Dataset entries
= = = = =
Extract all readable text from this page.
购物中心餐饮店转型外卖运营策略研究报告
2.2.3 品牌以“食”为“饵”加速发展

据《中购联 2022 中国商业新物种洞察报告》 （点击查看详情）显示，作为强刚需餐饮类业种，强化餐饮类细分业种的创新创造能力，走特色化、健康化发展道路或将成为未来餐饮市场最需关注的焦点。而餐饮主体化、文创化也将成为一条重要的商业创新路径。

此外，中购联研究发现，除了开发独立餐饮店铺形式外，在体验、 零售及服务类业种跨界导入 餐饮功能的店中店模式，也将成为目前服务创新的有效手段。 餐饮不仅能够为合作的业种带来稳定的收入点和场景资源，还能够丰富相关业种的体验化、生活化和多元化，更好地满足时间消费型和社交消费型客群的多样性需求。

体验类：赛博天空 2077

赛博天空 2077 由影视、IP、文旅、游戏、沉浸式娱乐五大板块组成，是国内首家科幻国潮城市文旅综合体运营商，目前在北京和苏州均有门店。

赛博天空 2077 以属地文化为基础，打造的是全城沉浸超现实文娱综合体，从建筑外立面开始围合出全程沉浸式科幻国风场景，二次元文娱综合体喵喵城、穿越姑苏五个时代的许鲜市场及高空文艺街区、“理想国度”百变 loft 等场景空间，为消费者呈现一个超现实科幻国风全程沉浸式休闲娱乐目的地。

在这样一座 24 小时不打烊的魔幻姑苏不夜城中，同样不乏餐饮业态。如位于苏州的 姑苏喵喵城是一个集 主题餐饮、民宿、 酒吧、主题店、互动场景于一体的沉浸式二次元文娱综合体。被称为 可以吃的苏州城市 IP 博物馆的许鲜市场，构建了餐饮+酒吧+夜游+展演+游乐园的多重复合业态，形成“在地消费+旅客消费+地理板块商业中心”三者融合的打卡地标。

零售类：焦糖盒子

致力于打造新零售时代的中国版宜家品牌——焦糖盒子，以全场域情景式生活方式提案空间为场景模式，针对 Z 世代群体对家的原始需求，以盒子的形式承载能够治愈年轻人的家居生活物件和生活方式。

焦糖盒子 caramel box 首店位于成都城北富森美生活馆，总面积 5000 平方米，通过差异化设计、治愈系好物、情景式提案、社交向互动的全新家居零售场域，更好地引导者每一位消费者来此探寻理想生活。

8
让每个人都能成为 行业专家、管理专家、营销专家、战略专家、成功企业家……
= = = = =
* **Exercise details**
Exactly reproduce every line of the records.

* **Solution**
Extract all readable text from this page.
购物中心餐饮店转型外卖运营策略研究报告
2.2.3 品牌以“食”为“饵”加速发展

据《中购联 2022 中国商业新物种洞察报告》 （点击查看详情）显示，作为强刚需餐饮类业种，强化餐饮类细分业种的创新创造能力，走特色化、健康化发展道路或将成为未来餐饮市场最需关注的焦点。而餐饮主体化、文创化也将成为一条重要的商业创新路径。

此外，中购联研究发现，除了开发独立餐饮店铺形式外，在体验、 零售及服务类业种跨界导入 餐饮功能的店中店模式，也将成为目前服务创新的有效手段。 餐饮不仅能够为合作的业种带来稳定的收入点和场景资源，还能够丰富相关业种的体验化、生活化和多元化，更好地满足时间消费型和社交消费型客群的多样性需求。

体验类：赛博天空 2077

赛博天空 2077 由影视、IP、文旅、游戏、沉浸式娱乐五大板块组成，是国内首家科幻国潮城市文旅综合体运营商，目前在北京和苏州均有门店。

赛博天空 2077 以属地文化为基础，打造的是全城沉浸超现实文娱综合体，从建筑外立面开始围合出全程沉浸式科幻国风场景，二次元文娱综合体喵喵城、穿越姑苏五个时代的许鲜市场及高空文艺街区、“理想国度”百变 loft 等场景空间，为消费者呈现一个超现实科幻国风全程沉浸式休闲娱乐目的地。

在这样一座 24 小时不打烊的魔幻姑苏不夜城中，同样不乏餐饮业态。如位于苏州的 姑苏喵喵城是一个集 主题餐饮、民宿、 酒吧、主题店、互动场景于一体的沉浸式二次元文娱综合体。被称为 可以吃的苏州城市 IP 博物馆的许鲜市场，构建了餐饮+酒吧+夜游+展演+游乐园的多重复合业态，形成“在地消费+旅客消费+地理板块商业中心”三者融合的打卡地标。

零售类：焦糖盒子

致力于打造新零售时代的中国版宜家品牌——焦糖盒子，以全场域情景式生活方式提案空间为场景模式，针对 Z 世代群体对家的原始需求，以盒子的形式承载能够治愈年轻人的家居生活物件和生活方式。

焦糖盒子 caramel box 首店位于成都城北富森美生活馆，总面积 5000 平方米，通过差异化设计、治愈系好物、情景式提案、社交向互动的全新家居零售场域，更好地引导者每一位消费者来此探寻理想生活。

8
让每个人都能成为 行业专家、管理专家、营销专家、战略专家、成功企业家……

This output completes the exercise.